• **EXERCISE DETAILS**: Show every line where "delle" occurs.

• **DATASET**:
================================
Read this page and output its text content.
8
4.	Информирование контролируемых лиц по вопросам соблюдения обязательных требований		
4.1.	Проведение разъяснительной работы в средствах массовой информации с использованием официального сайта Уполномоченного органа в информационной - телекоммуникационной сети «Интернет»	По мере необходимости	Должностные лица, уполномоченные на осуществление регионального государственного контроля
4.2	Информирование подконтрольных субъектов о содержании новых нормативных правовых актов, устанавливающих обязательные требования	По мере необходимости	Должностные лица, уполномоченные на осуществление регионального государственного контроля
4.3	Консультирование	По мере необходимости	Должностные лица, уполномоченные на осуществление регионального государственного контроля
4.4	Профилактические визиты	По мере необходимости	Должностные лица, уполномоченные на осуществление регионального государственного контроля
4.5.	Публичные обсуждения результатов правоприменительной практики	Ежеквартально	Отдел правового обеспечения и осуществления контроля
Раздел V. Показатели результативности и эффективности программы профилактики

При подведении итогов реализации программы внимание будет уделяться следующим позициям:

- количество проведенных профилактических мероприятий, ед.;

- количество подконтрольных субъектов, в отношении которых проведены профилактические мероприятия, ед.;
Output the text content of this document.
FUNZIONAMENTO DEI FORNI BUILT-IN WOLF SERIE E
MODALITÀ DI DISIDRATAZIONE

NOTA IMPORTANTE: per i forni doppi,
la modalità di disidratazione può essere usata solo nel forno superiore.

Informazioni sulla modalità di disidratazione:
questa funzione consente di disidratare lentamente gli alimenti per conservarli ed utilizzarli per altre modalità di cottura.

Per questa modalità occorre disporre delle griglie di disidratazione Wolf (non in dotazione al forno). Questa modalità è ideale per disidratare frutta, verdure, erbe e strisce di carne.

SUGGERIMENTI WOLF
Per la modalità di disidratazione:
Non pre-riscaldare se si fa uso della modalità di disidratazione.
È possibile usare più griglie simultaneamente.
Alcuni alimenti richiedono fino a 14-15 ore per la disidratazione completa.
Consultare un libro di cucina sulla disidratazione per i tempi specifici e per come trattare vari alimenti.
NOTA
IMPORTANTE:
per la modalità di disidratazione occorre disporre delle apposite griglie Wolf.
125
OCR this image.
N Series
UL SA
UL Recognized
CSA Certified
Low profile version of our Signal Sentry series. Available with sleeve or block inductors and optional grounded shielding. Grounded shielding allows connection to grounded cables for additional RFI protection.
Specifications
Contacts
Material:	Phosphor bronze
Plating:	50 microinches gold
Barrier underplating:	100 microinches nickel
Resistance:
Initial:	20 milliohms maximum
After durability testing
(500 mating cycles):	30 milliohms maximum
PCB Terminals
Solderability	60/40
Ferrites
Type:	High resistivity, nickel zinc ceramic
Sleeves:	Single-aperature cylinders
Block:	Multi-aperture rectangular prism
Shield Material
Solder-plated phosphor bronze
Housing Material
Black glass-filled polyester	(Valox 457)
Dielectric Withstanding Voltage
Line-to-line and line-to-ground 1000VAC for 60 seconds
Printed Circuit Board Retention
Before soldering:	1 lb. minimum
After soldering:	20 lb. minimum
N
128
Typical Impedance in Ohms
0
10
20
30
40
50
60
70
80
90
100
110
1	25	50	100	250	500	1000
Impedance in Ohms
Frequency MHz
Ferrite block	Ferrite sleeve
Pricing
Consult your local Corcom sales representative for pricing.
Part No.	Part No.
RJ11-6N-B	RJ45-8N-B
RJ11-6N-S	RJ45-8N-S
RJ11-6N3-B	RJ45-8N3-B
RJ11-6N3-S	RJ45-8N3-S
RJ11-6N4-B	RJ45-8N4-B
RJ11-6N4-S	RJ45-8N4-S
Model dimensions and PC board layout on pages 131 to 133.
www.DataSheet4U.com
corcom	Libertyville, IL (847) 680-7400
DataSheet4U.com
================================
• **THE SOLUTION**:
Per questa modalità occorre disporre delle griglie di disidratazione Wolf (non in dotazione al forno). Questa modalità è ideale per disidratare frutta, verdure, erbe e strisce di carne.
per la modalità di disidratazione occorre disporre delle apposite griglie Wolf.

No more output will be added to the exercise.